>>>>>
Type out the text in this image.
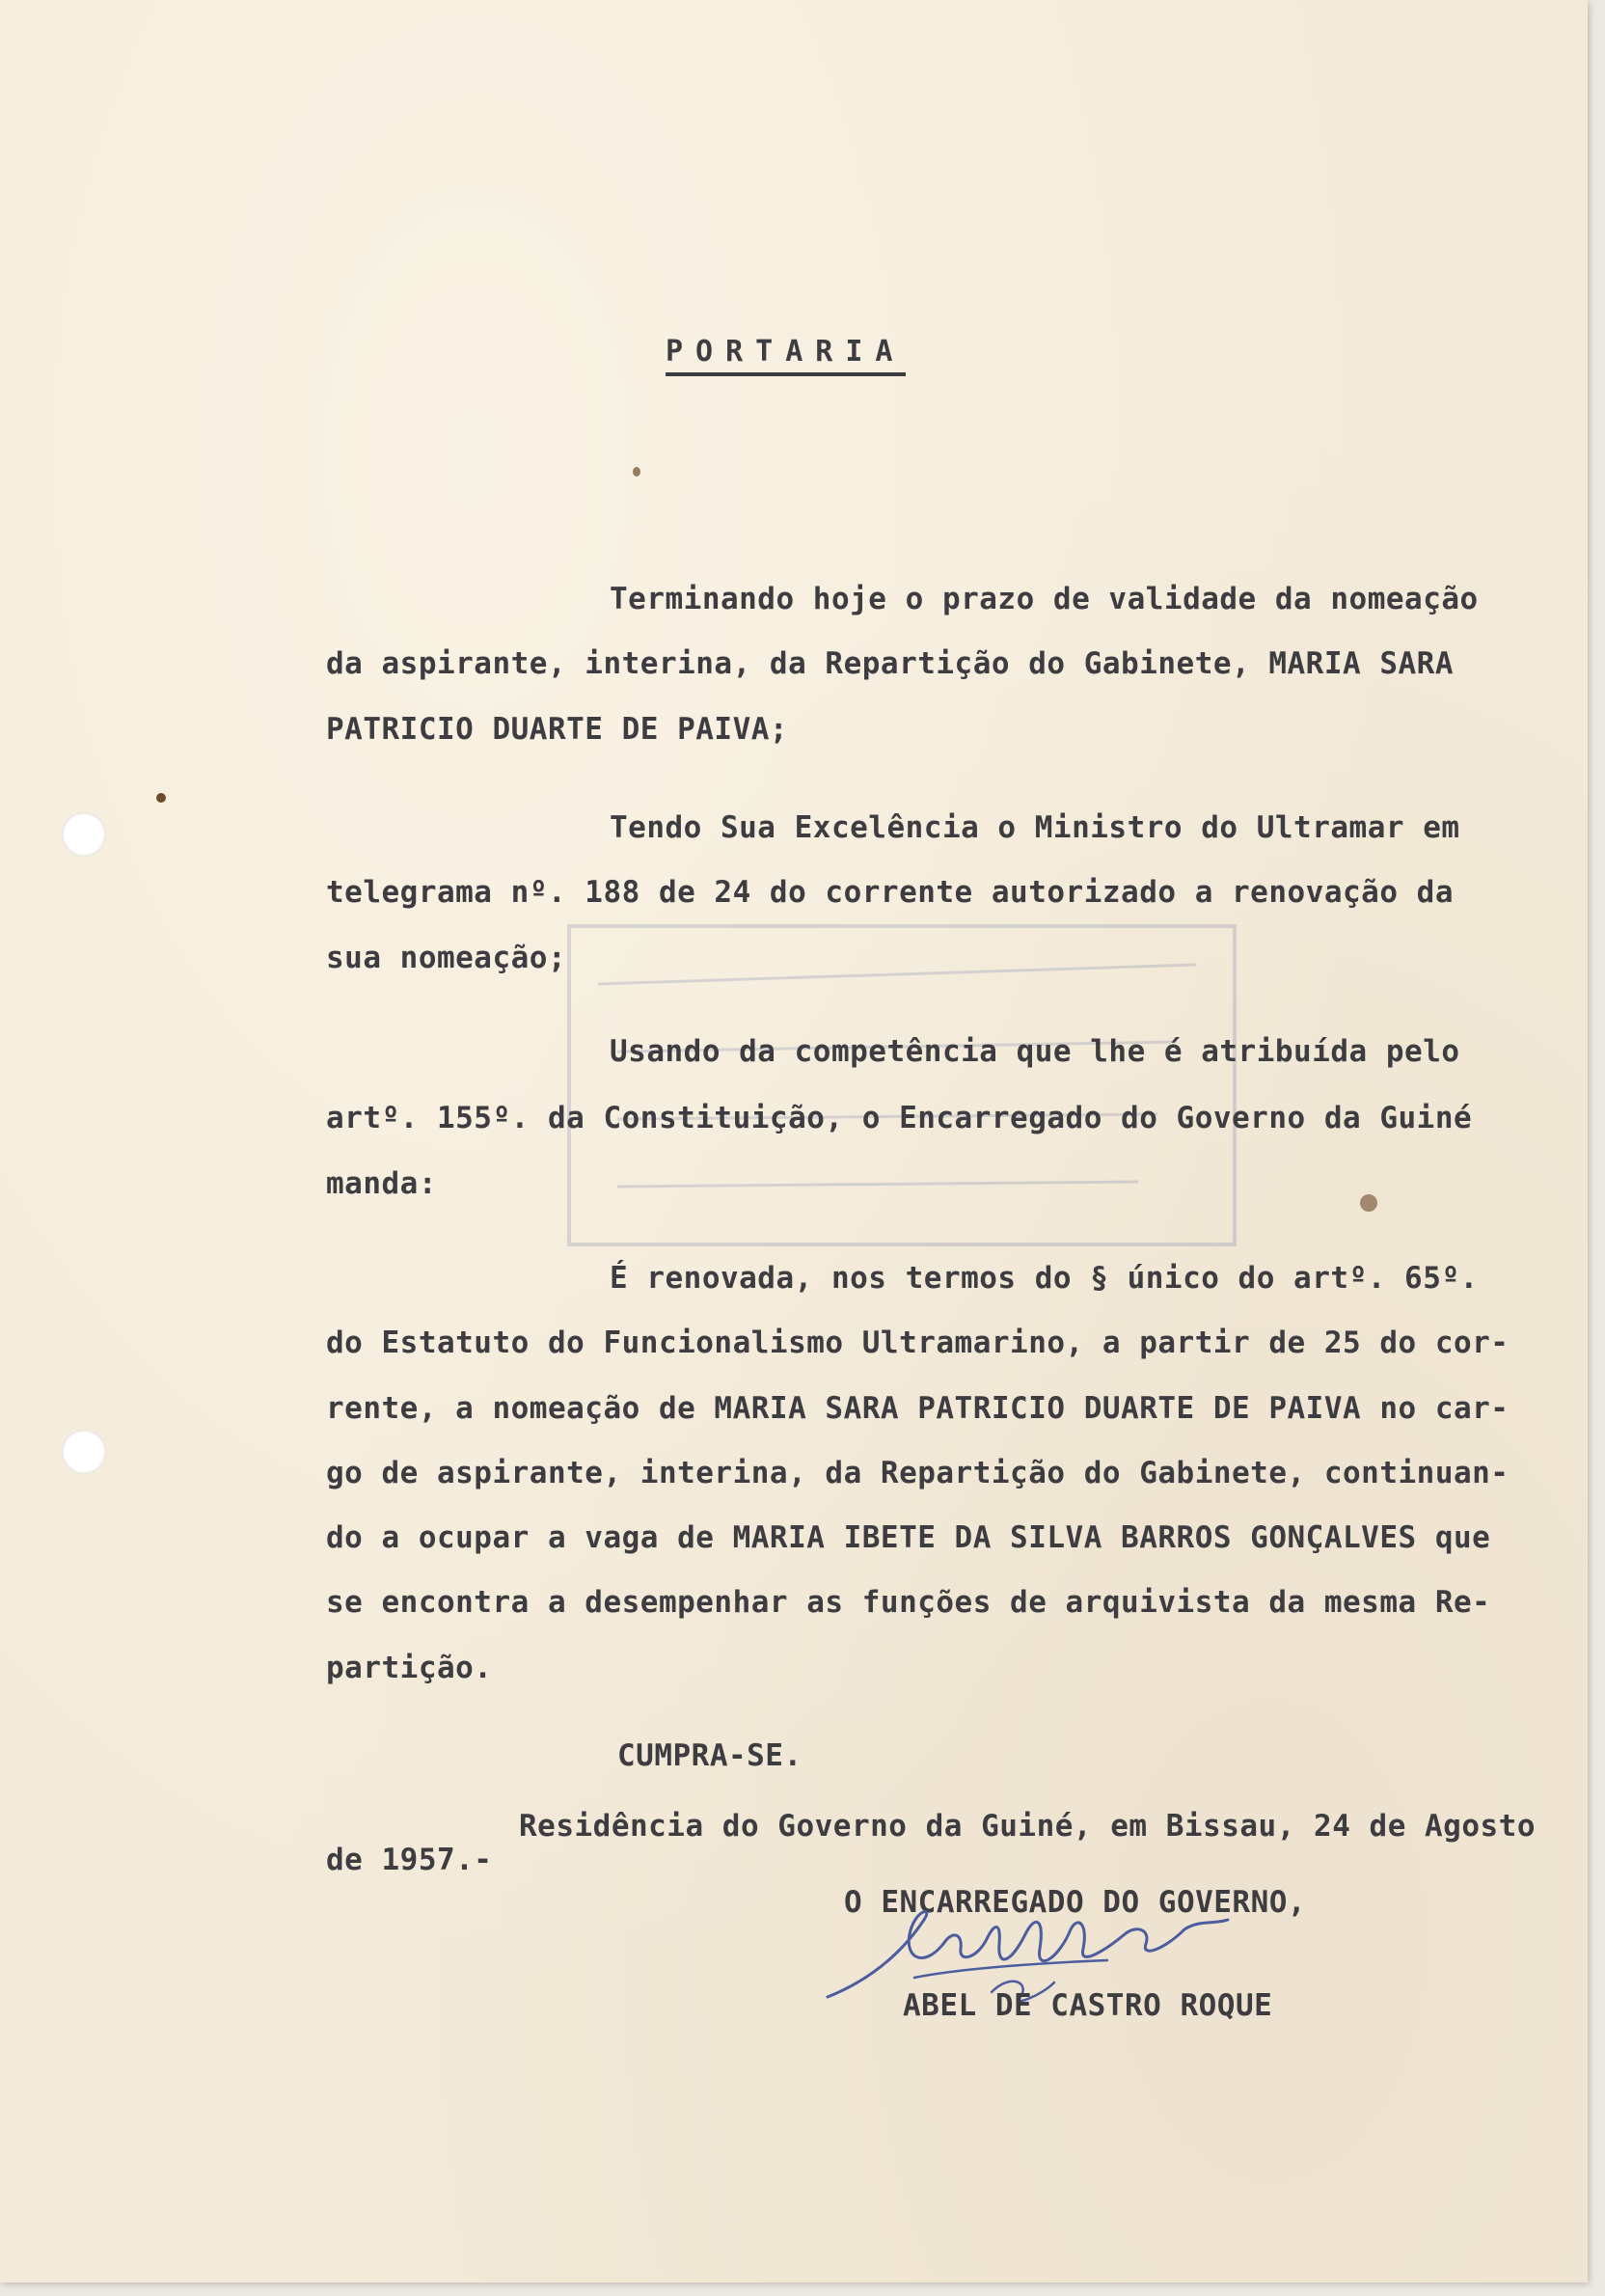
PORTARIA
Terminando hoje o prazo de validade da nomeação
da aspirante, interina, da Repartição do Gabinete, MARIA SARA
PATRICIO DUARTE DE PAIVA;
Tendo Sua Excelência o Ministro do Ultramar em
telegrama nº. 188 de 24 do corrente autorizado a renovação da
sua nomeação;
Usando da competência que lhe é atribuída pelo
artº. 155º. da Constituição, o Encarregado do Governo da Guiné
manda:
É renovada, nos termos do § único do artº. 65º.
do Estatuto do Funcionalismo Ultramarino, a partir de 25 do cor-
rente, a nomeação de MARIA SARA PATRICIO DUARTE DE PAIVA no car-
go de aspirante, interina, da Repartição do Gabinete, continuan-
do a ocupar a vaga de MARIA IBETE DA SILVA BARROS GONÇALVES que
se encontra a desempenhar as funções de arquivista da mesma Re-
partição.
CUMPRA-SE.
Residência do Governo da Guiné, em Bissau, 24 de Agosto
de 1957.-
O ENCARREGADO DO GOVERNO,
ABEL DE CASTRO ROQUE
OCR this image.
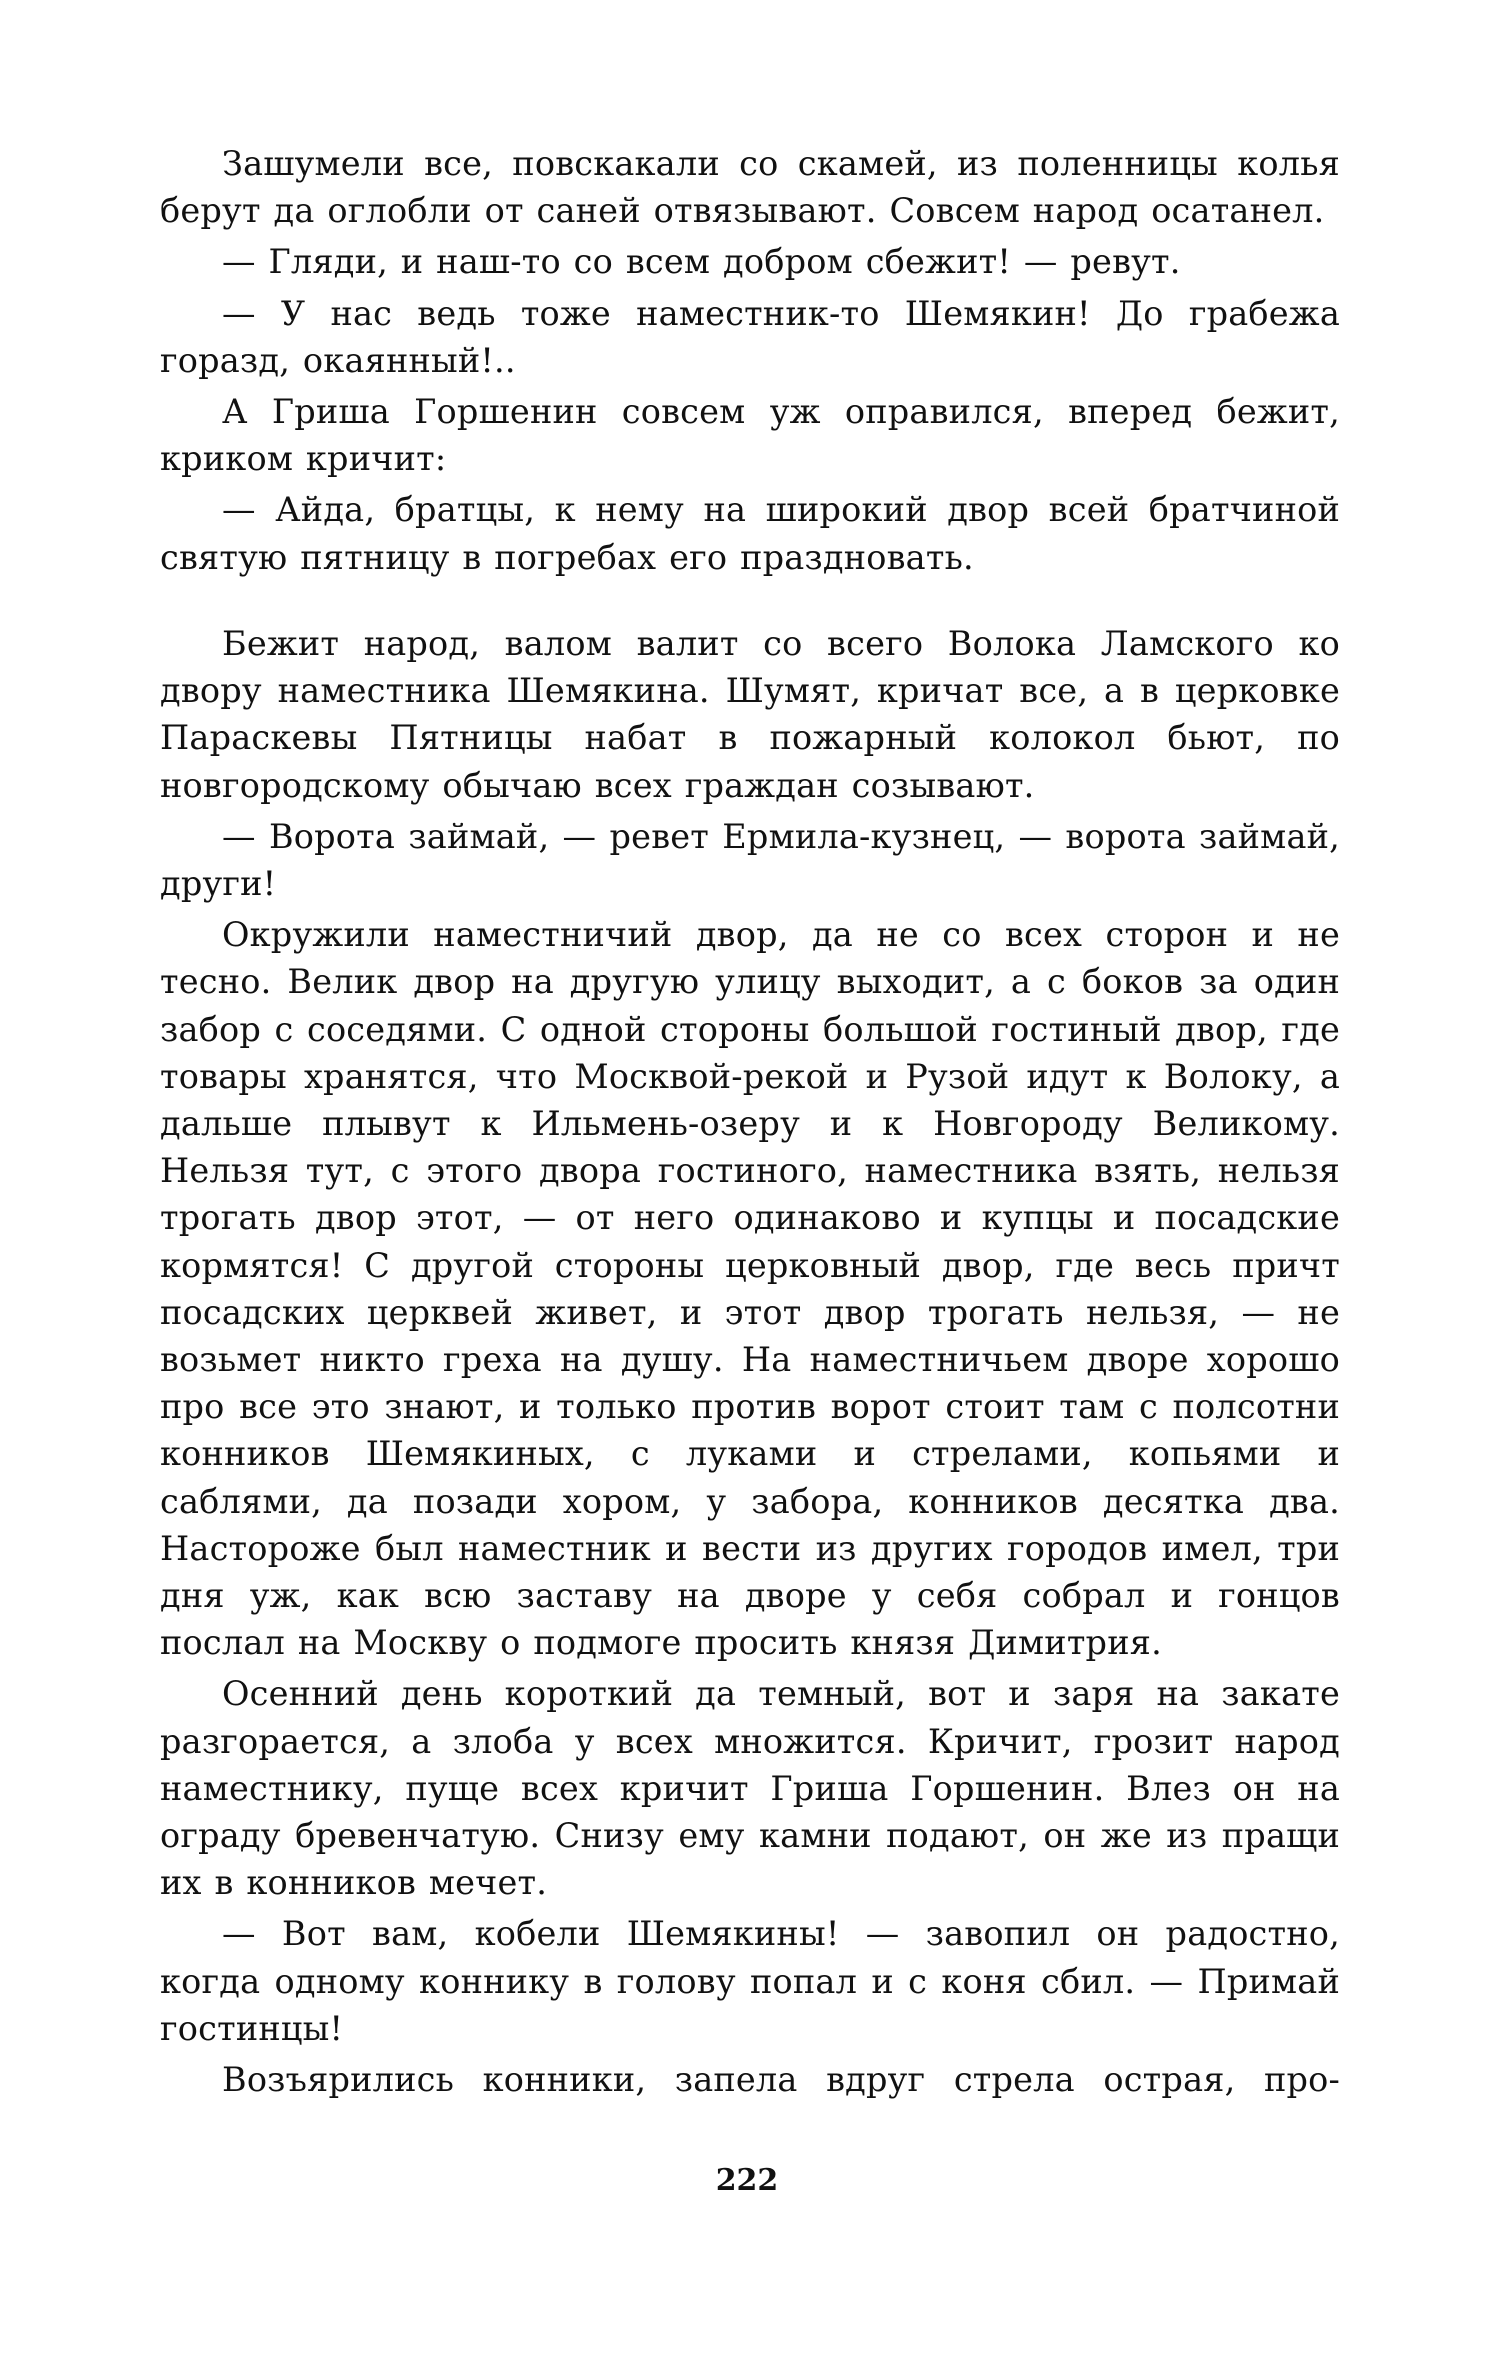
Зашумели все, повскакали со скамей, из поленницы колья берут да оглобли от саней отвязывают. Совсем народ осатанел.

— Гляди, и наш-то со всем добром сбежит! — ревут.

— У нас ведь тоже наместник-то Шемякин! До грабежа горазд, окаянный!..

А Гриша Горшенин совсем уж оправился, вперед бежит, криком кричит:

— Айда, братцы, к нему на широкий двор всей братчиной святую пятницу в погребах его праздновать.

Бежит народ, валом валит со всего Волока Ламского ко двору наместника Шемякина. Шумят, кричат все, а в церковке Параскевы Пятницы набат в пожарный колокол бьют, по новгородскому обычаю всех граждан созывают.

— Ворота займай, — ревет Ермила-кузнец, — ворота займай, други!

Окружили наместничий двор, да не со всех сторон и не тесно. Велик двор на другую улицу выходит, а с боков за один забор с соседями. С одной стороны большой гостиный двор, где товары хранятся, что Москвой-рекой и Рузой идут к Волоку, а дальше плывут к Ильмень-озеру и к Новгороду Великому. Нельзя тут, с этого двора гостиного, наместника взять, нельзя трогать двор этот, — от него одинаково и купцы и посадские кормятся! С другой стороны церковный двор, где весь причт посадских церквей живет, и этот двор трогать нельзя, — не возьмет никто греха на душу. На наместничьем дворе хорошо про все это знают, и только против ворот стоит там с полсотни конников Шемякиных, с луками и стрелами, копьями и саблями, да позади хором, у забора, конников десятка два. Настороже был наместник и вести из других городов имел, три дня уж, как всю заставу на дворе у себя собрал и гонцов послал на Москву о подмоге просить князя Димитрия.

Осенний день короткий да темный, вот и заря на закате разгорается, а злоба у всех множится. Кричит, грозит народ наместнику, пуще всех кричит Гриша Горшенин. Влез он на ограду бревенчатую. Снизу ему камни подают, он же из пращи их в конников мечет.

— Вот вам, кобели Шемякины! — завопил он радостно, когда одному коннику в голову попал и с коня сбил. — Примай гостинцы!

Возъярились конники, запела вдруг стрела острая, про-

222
<<<<<
> Problem to solve:
Omit the pictures, and quote the material above exactly as given.

> Answer to this problem:
Type out the text in this image.
PORTARIA
Terminando hoje o prazo de validade da nomeação
da aspirante, interina, da Repartição do Gabinete, MARIA SARA
PATRICIO DUARTE DE PAIVA;
Tendo Sua Excelência o Ministro do Ultramar em
telegrama nº. 188 de 24 do corrente autorizado a renovação da
sua nomeação;
Usando da competência que lhe é atribuída pelo
artº. 155º. da Constituição, o Encarregado do Governo da Guiné
manda:
É renovada, nos termos do § único do artº. 65º.
do Estatuto do Funcionalismo Ultramarino, a partir de 25 do cor-
rente, a nomeação de MARIA SARA PATRICIO DUARTE DE PAIVA no car-
go de aspirante, interina, da Repartição do Gabinete, continuan-
do a ocupar a vaga de MARIA IBETE DA SILVA BARROS GONÇALVES que
se encontra a desempenhar as funções de arquivista da mesma Re-
partição.
CUMPRA-SE.
Residência do Governo da Guiné, em Bissau, 24 de Agosto
de 1957.-
O ENCARREGADO DO GOVERNO,
ABEL DE CASTRO ROQUE
OCR this image.
Зашумели все, повскакали со скамей, из поленницы колья берут да оглобли от саней отвязывают. Совсем народ осатанел.

— Гляди, и наш-то со всем добром сбежит! — ревут.

— У нас ведь тоже наместник-то Шемякин! До грабежа горазд, окаянный!..

А Гриша Горшенин совсем уж оправился, вперед бежит, криком кричит:

— Айда, братцы, к нему на широкий двор всей братчиной святую пятницу в погребах его праздновать.

Бежит народ, валом валит со всего Волока Ламского ко двору наместника Шемякина. Шумят, кричат все, а в церковке Параскевы Пятницы набат в пожарный колокол бьют, по новгородскому обычаю всех граждан созывают.

— Ворота займай, — ревет Ермила-кузнец, — ворота займай, други!

Окружили наместничий двор, да не со всех сторон и не тесно. Велик двор на другую улицу выходит, а с боков за один забор с соседями. С одной стороны большой гостиный двор, где товары хранятся, что Москвой-рекой и Рузой идут к Волоку, а дальше плывут к Ильмень-озеру и к Новгороду Великому. Нельзя тут, с этого двора гостиного, наместника взять, нельзя трогать двор этот, — от него одинаково и купцы и посадские кормятся! С другой стороны церковный двор, где весь причт посадских церквей живет, и этот двор трогать нельзя, — не возьмет никто греха на душу. На наместничьем дворе хорошо про все это знают, и только против ворот стоит там с полсотни конников Шемякиных, с луками и стрелами, копьями и саблями, да позади хором, у забора, конников десятка два. Настороже был наместник и вести из других городов имел, три дня уж, как всю заставу на дворе у себя собрал и гонцов послал на Москву о подмоге просить князя Димитрия.

Осенний день короткий да темный, вот и заря на закате разгорается, а злоба у всех множится. Кричит, грозит народ наместнику, пуще всех кричит Гриша Горшенин. Влез он на ограду бревенчатую. Снизу ему камни подают, он же из пращи их в конников мечет.

— Вот вам, кобели Шемякины! — завопил он радостно, когда одному коннику в голову попал и с коня сбил. — Примай гостинцы!

Возъярились конники, запела вдруг стрела острая, про-

222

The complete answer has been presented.